▶ Data to process
··········

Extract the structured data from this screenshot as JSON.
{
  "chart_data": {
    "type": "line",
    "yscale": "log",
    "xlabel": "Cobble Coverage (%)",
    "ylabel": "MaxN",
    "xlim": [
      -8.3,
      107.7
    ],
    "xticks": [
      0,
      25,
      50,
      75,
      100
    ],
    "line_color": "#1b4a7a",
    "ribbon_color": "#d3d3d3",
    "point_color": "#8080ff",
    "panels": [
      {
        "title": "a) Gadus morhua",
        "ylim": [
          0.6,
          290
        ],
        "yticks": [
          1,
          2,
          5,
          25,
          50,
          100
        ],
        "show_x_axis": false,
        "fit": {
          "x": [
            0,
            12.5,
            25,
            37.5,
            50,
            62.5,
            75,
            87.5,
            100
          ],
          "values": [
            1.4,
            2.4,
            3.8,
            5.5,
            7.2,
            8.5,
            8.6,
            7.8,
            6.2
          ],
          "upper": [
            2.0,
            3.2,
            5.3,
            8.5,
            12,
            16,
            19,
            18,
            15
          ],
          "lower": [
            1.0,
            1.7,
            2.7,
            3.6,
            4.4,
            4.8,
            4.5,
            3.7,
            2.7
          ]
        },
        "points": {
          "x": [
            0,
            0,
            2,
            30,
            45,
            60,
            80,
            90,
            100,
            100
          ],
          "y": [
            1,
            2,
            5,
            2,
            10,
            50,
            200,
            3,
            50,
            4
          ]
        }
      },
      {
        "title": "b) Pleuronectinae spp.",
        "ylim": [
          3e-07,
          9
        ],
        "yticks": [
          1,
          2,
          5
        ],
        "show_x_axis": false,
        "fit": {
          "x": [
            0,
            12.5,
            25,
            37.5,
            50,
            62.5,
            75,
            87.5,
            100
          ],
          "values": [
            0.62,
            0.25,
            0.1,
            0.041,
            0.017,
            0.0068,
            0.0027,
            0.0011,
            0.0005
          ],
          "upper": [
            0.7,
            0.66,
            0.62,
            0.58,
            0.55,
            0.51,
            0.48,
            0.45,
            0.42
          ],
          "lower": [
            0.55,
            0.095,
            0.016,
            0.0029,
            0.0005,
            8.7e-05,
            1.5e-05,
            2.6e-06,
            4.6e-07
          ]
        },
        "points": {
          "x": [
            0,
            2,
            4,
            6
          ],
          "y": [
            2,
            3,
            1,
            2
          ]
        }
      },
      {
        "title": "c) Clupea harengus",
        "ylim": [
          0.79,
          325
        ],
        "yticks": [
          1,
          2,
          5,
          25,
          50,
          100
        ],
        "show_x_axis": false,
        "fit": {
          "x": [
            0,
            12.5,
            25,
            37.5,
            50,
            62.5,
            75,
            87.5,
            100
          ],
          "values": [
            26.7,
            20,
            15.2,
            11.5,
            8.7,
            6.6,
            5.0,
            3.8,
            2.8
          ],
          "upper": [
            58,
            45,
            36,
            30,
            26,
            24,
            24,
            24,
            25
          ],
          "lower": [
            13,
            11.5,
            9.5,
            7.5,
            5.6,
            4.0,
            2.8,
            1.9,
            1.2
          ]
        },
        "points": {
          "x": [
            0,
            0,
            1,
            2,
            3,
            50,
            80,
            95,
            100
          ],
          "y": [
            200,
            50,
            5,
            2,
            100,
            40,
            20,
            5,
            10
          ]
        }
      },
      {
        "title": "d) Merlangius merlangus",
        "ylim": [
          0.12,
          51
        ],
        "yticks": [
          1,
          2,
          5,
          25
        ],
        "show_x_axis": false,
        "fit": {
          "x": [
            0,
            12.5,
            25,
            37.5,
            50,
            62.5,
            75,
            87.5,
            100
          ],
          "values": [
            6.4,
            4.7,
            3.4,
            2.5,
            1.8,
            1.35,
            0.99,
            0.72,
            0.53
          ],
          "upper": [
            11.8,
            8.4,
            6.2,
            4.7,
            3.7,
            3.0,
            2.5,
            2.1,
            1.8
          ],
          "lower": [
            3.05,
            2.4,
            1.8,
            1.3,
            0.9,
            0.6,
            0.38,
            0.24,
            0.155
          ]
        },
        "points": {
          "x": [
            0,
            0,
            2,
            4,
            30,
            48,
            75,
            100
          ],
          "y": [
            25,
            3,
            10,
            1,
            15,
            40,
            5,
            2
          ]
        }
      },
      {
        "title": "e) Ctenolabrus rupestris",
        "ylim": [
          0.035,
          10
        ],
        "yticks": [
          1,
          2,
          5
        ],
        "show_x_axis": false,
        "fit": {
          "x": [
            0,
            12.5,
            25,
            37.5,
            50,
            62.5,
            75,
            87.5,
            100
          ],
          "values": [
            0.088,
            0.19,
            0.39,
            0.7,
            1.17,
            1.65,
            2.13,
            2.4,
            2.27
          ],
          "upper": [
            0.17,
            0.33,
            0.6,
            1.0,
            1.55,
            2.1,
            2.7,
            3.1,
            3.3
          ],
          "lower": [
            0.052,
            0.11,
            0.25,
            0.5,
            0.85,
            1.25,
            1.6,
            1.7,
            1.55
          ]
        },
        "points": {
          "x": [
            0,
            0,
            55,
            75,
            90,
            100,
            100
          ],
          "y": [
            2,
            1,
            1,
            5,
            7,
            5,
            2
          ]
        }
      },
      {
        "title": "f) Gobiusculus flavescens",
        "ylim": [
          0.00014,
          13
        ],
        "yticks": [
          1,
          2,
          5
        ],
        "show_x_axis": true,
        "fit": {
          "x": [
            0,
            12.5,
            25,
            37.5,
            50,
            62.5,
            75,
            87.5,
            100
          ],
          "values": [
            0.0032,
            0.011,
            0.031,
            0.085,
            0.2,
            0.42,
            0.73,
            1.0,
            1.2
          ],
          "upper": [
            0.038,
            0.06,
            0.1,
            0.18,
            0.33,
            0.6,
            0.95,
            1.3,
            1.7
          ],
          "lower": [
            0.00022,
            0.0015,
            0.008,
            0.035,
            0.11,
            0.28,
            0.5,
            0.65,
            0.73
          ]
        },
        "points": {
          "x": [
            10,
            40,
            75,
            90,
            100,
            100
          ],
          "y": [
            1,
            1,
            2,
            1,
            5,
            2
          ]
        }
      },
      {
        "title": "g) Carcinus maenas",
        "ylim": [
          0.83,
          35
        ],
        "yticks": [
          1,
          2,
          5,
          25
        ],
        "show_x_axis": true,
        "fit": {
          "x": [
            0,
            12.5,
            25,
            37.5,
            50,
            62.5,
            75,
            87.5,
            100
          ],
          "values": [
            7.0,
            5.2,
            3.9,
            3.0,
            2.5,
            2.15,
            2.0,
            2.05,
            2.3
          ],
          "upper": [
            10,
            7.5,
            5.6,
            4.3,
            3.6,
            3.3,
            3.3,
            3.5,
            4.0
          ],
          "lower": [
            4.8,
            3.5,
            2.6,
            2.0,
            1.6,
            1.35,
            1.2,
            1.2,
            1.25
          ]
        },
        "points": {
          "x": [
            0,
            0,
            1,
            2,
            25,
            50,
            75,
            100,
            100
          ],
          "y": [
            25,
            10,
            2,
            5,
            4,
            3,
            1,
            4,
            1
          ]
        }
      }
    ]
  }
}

··········

▶ Task brief
Transcribe every entry exactly, omitting nothing.

▶ Full response
Extract the structured data from this screenshot as JSON.
{
  "chart_data": {
    "type": "line",
    "yscale": "log",
    "xlabel": "Cobble Coverage (%)",
    "ylabel": "MaxN",
    "xlim": [
      -8.3,
      107.7
    ],
    "xticks": [
      0,
      25,
      50,
      75,
      100
    ],
    "line_color": "#1b4a7a",
    "ribbon_color": "#d3d3d3",
    "point_color": "#8080ff",
    "panels": [
      {
        "title": "a) Gadus morhua",
        "ylim": [
          0.6,
          290
        ],
        "yticks": [
          1,
          2,
          5,
          25,
          50,
          100
        ],
        "show_x_axis": false,
        "fit": {
          "x": [
            0,
            12.5,
            25,
            37.5,
            50,
            62.5,
            75,
            87.5,
            100
          ],
          "values": [
            1.4,
            2.4,
            3.8,
            5.5,
            7.2,
            8.5,
            8.6,
            7.8,
            6.2
          ],
          "upper": [
            2.0,
            3.2,
            5.3,
            8.5,
            12,
            16,
            19,
            18,
            15
          ],
          "lower": [
            1.0,
            1.7,
            2.7,
            3.6,
            4.4,
            4.8,
            4.5,
            3.7,
            2.7
          ]
        },
        "points": {
          "x": [
            0,
            0,
            2,
            30,
            45,
            60,
            80,
            90,
            100,
            100
          ],
          "y": [
            1,
            2,
            5,
            2,
            10,
            50,
            200,
            3,
            50,
            4
          ]
        }
      },
      {
        "title": "b) Pleuronectinae spp.",
        "ylim": [
          3e-07,
          9
        ],
        "yticks": [
          1,
          2,
          5
        ],
        "show_x_axis": false,
        "fit": {
          "x": [
            0,
            12.5,
            25,
            37.5,
            50,
            62.5,
            75,
            87.5,
            100
          ],
          "values": [
            0.62,
            0.25,
            0.1,
            0.041,
            0.017,
            0.0068,
            0.0027,
            0.0011,
            0.0005
          ],
          "upper": [
            0.7,
            0.66,
            0.62,
            0.58,
            0.55,
            0.51,
            0.48,
            0.45,
            0.42
          ],
          "lower": [
            0.55,
            0.095,
            0.016,
            0.0029,
            0.0005,
            8.7e-05,
            1.5e-05,
            2.6e-06,
            4.6e-07
          ]
        },
        "points": {
          "x": [
            0,
            2,
            4,
            6
          ],
          "y": [
            2,
            3,
            1,
            2
          ]
        }
      },
      {
        "title": "c) Clupea harengus",
        "ylim": [
          0.79,
          325
        ],
        "yticks": [
          1,
          2,
          5,
          25,
          50,
          100
        ],
        "show_x_axis": false,
        "fit": {
          "x": [
            0,
            12.5,
            25,
            37.5,
            50,
            62.5,
            75,
            87.5,
            100
          ],
          "values": [
            26.7,
            20,
            15.2,
            11.5,
            8.7,
            6.6,
            5.0,
            3.8,
            2.8
          ],
          "upper": [
            58,
            45,
            36,
            30,
            26,
            24,
            24,
            24,
            25
          ],
          "lower": [
            13,
            11.5,
            9.5,
            7.5,
            5.6,
            4.0,
            2.8,
            1.9,
            1.2
          ]
        },
        "points": {
          "x": [
            0,
            0,
            1,
            2,
            3,
            50,
            80,
            95,
            100
          ],
          "y": [
            200,
            50,
            5,
            2,
            100,
            40,
            20,
            5,
            10
          ]
        }
      },
      {
        "title": "d) Merlangius merlangus",
        "ylim": [
          0.12,
          51
        ],
        "yticks": [
          1,
          2,
          5,
          25
        ],
        "show_x_axis": false,
        "fit": {
          "x": [
            0,
            12.5,
            25,
            37.5,
            50,
            62.5,
            75,
            87.5,
            100
          ],
          "values": [
            6.4,
            4.7,
            3.4,
            2.5,
            1.8,
            1.35,
            0.99,
            0.72,
            0.53
          ],
          "upper": [
            11.8,
            8.4,
            6.2,
            4.7,
            3.7,
            3.0,
            2.5,
            2.1,
            1.8
          ],
          "lower": [
            3.05,
            2.4,
            1.8,
            1.3,
            0.9,
            0.6,
            0.38,
            0.24,
            0.155
          ]
        },
        "points": {
          "x": [
            0,
            0,
            2,
            4,
            30,
            48,
            75,
            100
          ],
          "y": [
            25,
            3,
            10,
            1,
            15,
            40,
            5,
            2
          ]
        }
      },
      {
        "title": "e) Ctenolabrus rupestris",
        "ylim": [
          0.035,
          10
        ],
        "yticks": [
          1,
          2,
          5
        ],
        "show_x_axis": false,
        "fit": {
          "x": [
            0,
            12.5,
            25,
            37.5,
            50,
            62.5,
            75,
            87.5,
            100
          ],
          "values": [
            0.088,
            0.19,
            0.39,
            0.7,
            1.17,
            1.65,
            2.13,
            2.4,
            2.27
          ],
          "upper": [
            0.17,
            0.33,
            0.6,
            1.0,
            1.55,
            2.1,
            2.7,
            3.1,
            3.3
          ],
          "lower": [
            0.052,
            0.11,
            0.25,
            0.5,
            0.85,
            1.25,
            1.6,
            1.7,
            1.55
          ]
        },
        "points": {
          "x": [
            0,
            0,
            55,
            75,
            90,
            100,
            100
          ],
          "y": [
            2,
            1,
            1,
            5,
            7,
            5,
            2
          ]
        }
      },
      {
        "title": "f) Gobiusculus flavescens",
        "ylim": [
          0.00014,
          13
        ],
        "yticks": [
          1,
          2,
          5
        ],
        "show_x_axis": true,
        "fit": {
          "x": [
            0,
            12.5,
            25,
            37.5,
            50,
            62.5,
            75,
            87.5,
            100
          ],
          "values": [
            0.0032,
            0.011,
            0.031,
            0.085,
            0.2,
            0.42,
            0.73,
            1.0,
            1.2
          ],
          "upper": [
            0.038,
            0.06,
            0.1,
            0.18,
            0.33,
            0.6,
            0.95,
            1.3,
            1.7
          ],
          "lower": [
            0.00022,
            0.0015,
            0.008,
            0.035,
            0.11,
            0.28,
            0.5,
            0.65,
            0.73
          ]
        },
        "points": {
          "x": [
            10,
            40,
            75,
            90,
            100,
            100
          ],
          "y": [
            1,
            1,
            2,
            1,
            5,
            2
          ]
        }
      },
      {
        "title": "g) Carcinus maenas",
        "ylim": [
          0.83,
          35
        ],
        "yticks": [
          1,
          2,
          5,
          25
        ],
        "show_x_axis": true,
        "fit": {
          "x": [
            0,
            12.5,
            25,
            37.5,
            50,
            62.5,
            75,
            87.5,
            100
          ],
          "values": [
            7.0,
            5.2,
            3.9,
            3.0,
            2.5,
            2.15,
            2.0,
            2.05,
            2.3
          ],
          "upper": [
            10,
            7.5,
            5.6,
            4.3,
            3.6,
            3.3,
            3.3,
            3.5,
            4.0
          ],
          "lower": [
            4.8,
            3.5,
            2.6,
            2.0,
            1.6,
            1.35,
            1.2,
            1.2,
            1.25
          ]
        },
        "points": {
          "x": [
            0,
            0,
            1,
            2,
            25,
            50,
            75,
            100,
            100
          ],
          "y": [
            25,
            10,
            2,
            5,
            4,
            3,
            1,
            4,
            1
          ]
        }
      }
    ]
  }
}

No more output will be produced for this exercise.